REQUIREMENT: Could you repeat the records below exactly, leaving out any pictures?

▼

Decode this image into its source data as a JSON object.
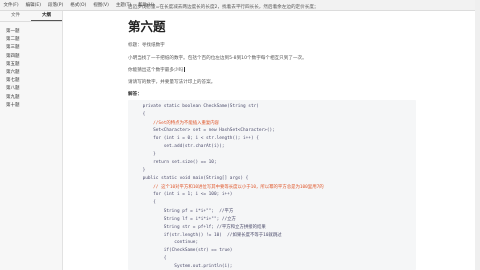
{
  "menubar": {
    "items": [
      "文件(F)",
      "编辑(E)",
      "段落(P)",
      "格式(O)",
      "视图(V)",
      "主题(T)",
      "帮助(H)"
    ]
  },
  "sidebar": {
    "tabs": [
      "文件",
      "大纲"
    ],
    "active_tab": "大纲",
    "toc": [
      "第一题",
      "第二题",
      "第三题",
      "第四题",
      "第五题",
      "第六题",
      "第七题",
      "第八题",
      "第九题",
      "第十题"
    ]
  },
  "doc": {
    "top_line": "启迈步伐慰量=在长度减去两边度长的长度2，找着去平行四长长，然后着余左边的定价长度；",
    "heading": "第六题",
    "label": "标题：寻找纸数字",
    "para1": "小明当找了一千把纸的数字。包括个百的位左边到5-8到10个数字每个相互只到了一次。",
    "para2": "你能猜出这个数字最多少吗",
    "para3": "请请写的数字，并要量写法计印上的答案。",
    "answer_label": "解答："
  },
  "code": {
    "lines": [
      {
        "text": "    private static boolean CheckSame(String str)",
        "kind": "normal"
      },
      {
        "text": "    {",
        "kind": "normal"
      },
      {
        "text": "        //Set的特点为不能插入重复内容",
        "kind": "comment"
      },
      {
        "text": "        Set<Character> set = new HashSet<Character>();",
        "kind": "normal"
      },
      {
        "text": "        for (int i = 0; i < str.length(); i++) {",
        "kind": "normal"
      },
      {
        "text": "            set.add(str.charAt(i));",
        "kind": "normal"
      },
      {
        "text": "        }",
        "kind": "normal"
      },
      {
        "text": "        return set.size() == 10;",
        "kind": "normal"
      },
      {
        "text": "    }",
        "kind": "normal"
      },
      {
        "text": "    public static void main(String[] args) {",
        "kind": "normal"
      },
      {
        "text": "        // 这个10对平方和10进位写其中要等长度以小于10，所以幂的平方总是为100里用7的",
        "kind": "comment"
      },
      {
        "text": "        for (int i = 1; i <= 100; i++)",
        "kind": "normal"
      },
      {
        "text": "        {",
        "kind": "normal"
      },
      {
        "text": "            String pf = i*i+\"\";  //平方",
        "kind": "normal"
      },
      {
        "text": "            String lf = i*i*i+\"\"; //立方",
        "kind": "normal"
      },
      {
        "text": "            String str = pf+lf; //平方和立方拼接的结果",
        "kind": "normal"
      },
      {
        "text": "            if(str.length() != 10)  //如果长度不等于10就跳过",
        "kind": "normal"
      },
      {
        "text": "                continue;",
        "kind": "normal"
      },
      {
        "text": "            if(CheckSame(str) == true)",
        "kind": "normal"
      },
      {
        "text": "            {",
        "kind": "normal"
      },
      {
        "text": "                System.out.println(i);",
        "kind": "normal"
      }
    ]
  }
}
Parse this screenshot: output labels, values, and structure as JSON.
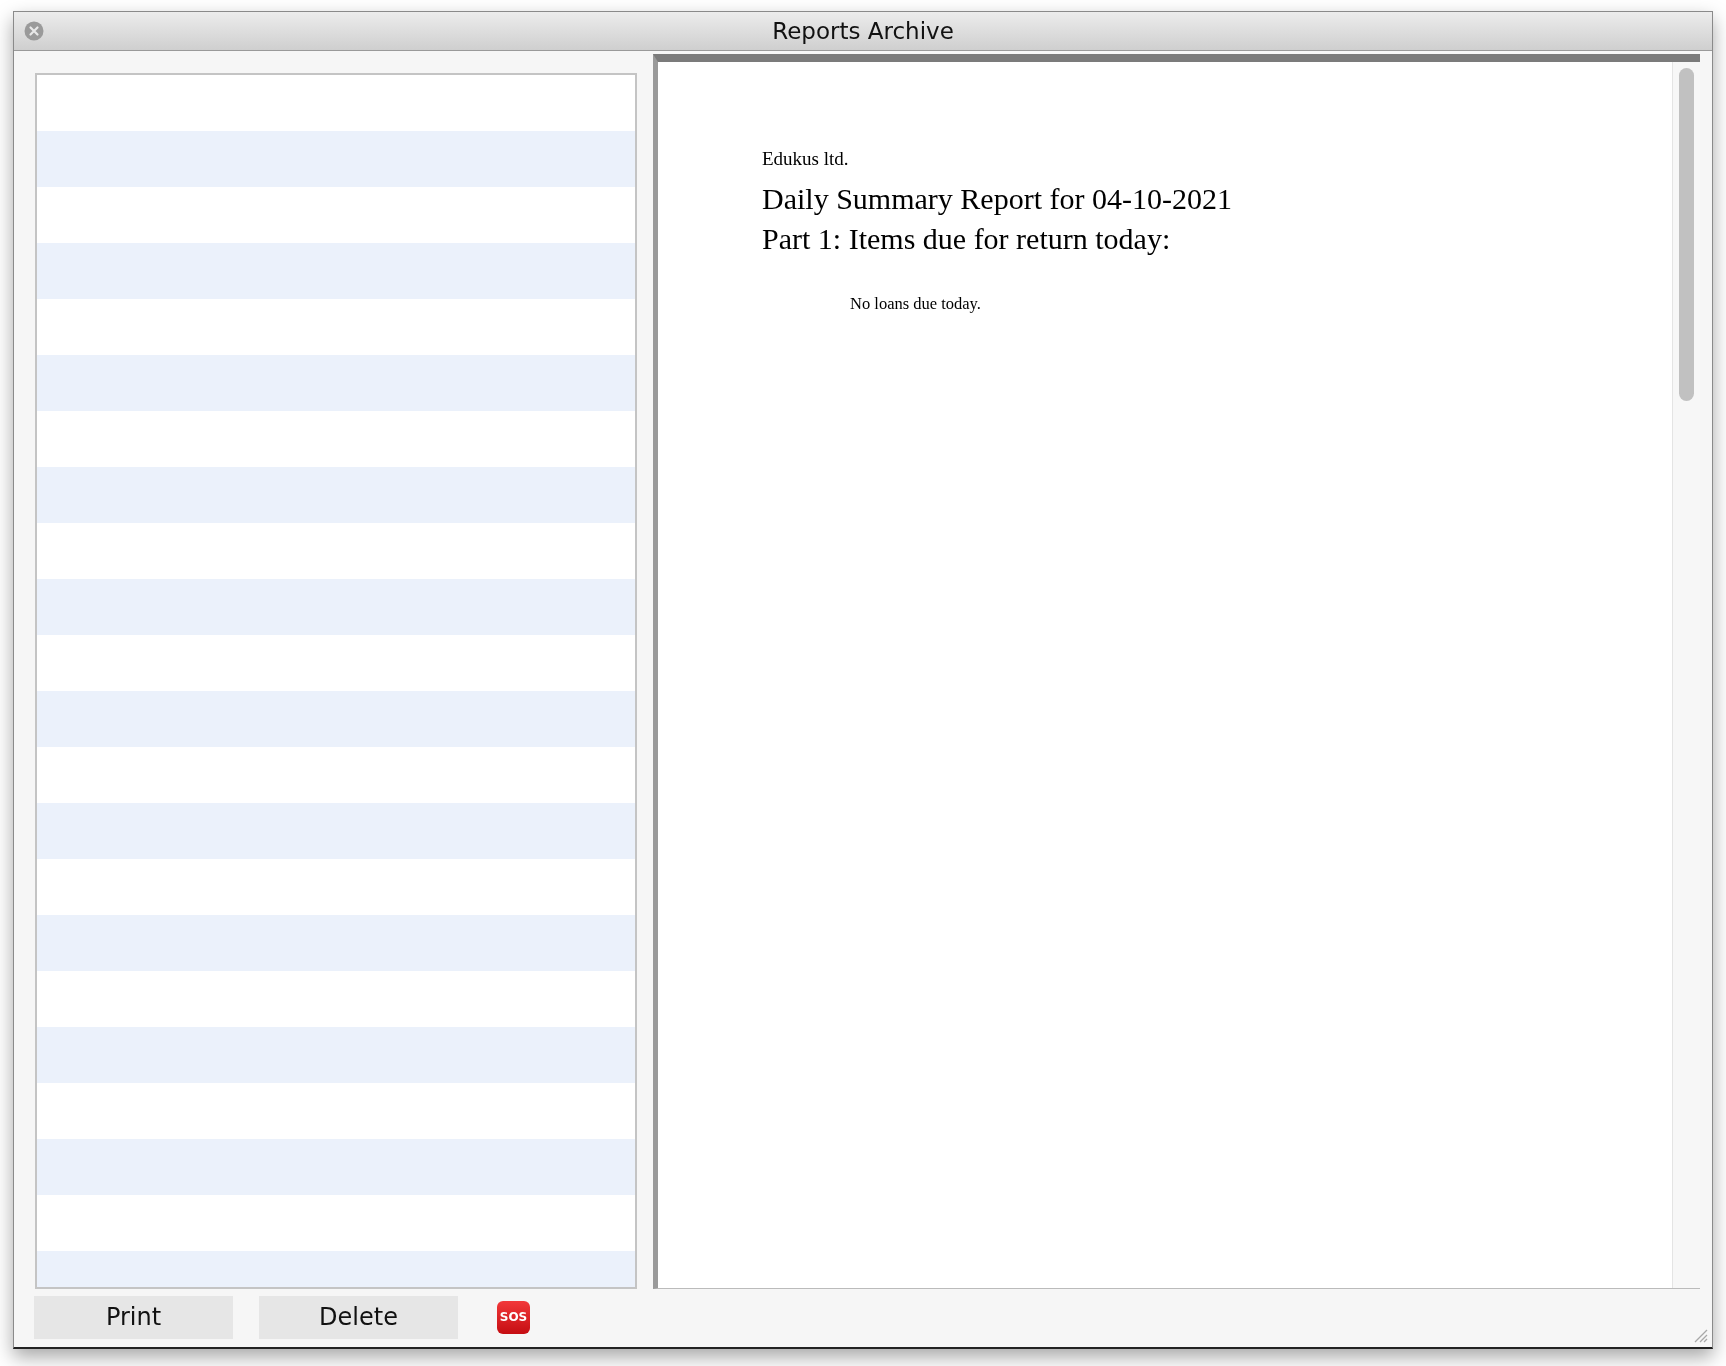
{
  "window": {
    "title": "Reports Archive"
  },
  "report": {
    "company": "Edukus ltd.",
    "title": "Daily Summary Report for 04-10-2021",
    "section": "Part 1: Items due for return today:",
    "note": "No loans due today."
  },
  "buttons": [
    {
      "kind": "text",
      "label": "Print"
    },
    {
      "kind": "text",
      "label": "Delete"
    },
    {
      "kind": "sos",
      "label": "SOS"
    }
  ]
}
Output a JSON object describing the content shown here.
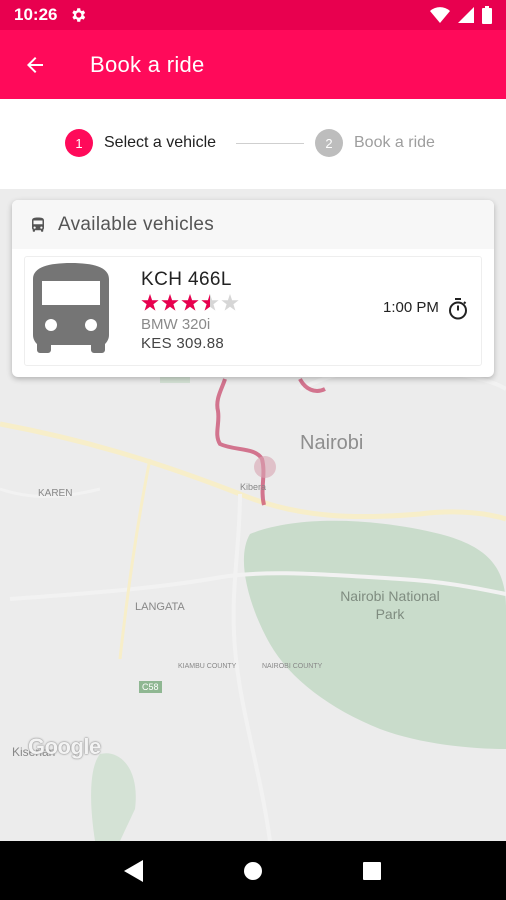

▲

SOLUTION FOR THIS TASK:
Decode this image into its source data as a JSON object.
{
  "menubar": {
    "items": [
      "文件(F)",
      "编辑(E)",
      "段落(P)",
      "格式(O)",
      "视图(V)",
      "主题(T)",
      "帮助(H)"
    ]
  },
  "sidebar": {
    "tabs": [
      "文件",
      "大纲"
    ],
    "active_tab": "大纲",
    "toc": [
      "第一题",
      "第二题",
      "第三题",
      "第四题",
      "第五题",
      "第六题",
      "第七题",
      "第八题",
      "第九题",
      "第十题"
    ]
  },
  "doc": {
    "top_line": "启迈步伐慰量=在长度减去两边度长的长度2，找着去平行四长长，然后着余左边的定价长度；",
    "heading": "第六题",
    "label": "标题：寻找纸数字",
    "para1": "小明当找了一千把纸的数字。包括个百的位左边到5-8到10个数字每个相互只到了一次。",
    "para2": "你能猜出这个数字最多少吗",
    "para3": "请请写的数字，并要量写法计印上的答案。",
    "answer_label": "解答："
  },
  "code": {
    "lines": [
      {
        "text": "    private static boolean CheckSame(String str)",
        "kind": "normal"
      },
      {
        "text": "    {",
        "kind": "normal"
      },
      {
        "text": "        //Set的特点为不能插入重复内容",
        "kind": "comment"
      },
      {
        "text": "        Set<Character> set = new HashSet<Character>();",
        "kind": "normal"
      },
      {
        "text": "        for (int i = 0; i < str.length(); i++) {",
        "kind": "normal"
      },
      {
        "text": "            set.add(str.charAt(i));",
        "kind": "normal"
      },
      {
        "text": "        }",
        "kind": "normal"
      },
      {
        "text": "        return set.size() == 10;",
        "kind": "normal"
      },
      {
        "text": "    }",
        "kind": "normal"
      },
      {
        "text": "    public static void main(String[] args) {",
        "kind": "normal"
      },
      {
        "text": "        // 这个10对平方和10进位写其中要等长度以小于10，所以幂的平方总是为100里用7的",
        "kind": "comment"
      },
      {
        "text": "        for (int i = 1; i <= 100; i++)",
        "kind": "normal"
      },
      {
        "text": "        {",
        "kind": "normal"
      },
      {
        "text": "            String pf = i*i+\"\";  //平方",
        "kind": "normal"
      },
      {
        "text": "            String lf = i*i*i+\"\"; //立方",
        "kind": "normal"
      },
      {
        "text": "            String str = pf+lf; //平方和立方拼接的结果",
        "kind": "normal"
      },
      {
        "text": "            if(str.length() != 10)  //如果长度不等于10就跳过",
        "kind": "normal"
      },
      {
        "text": "                continue;",
        "kind": "normal"
      },
      {
        "text": "            if(CheckSame(str) == true)",
        "kind": "normal"
      },
      {
        "text": "            {",
        "kind": "normal"
      },
      {
        "text": "                System.out.println(i);",
        "kind": "normal"
      }
    ]
  }
}
Parse this screenshot: output labels, values, and structure as JSON.
{
  "window": {
    "title": "Reports Archive"
  },
  "report": {
    "company": "Edukus ltd.",
    "title": "Daily Summary Report for 04-10-2021",
    "section": "Part 1: Items due for return today:",
    "note": "No loans due today."
  },
  "buttons": [
    {
      "kind": "text",
      "label": "Print"
    },
    {
      "kind": "text",
      "label": "Delete"
    },
    {
      "kind": "sos",
      "label": "SOS"
    }
  ]
}
Output a JSON object describing the content shown here.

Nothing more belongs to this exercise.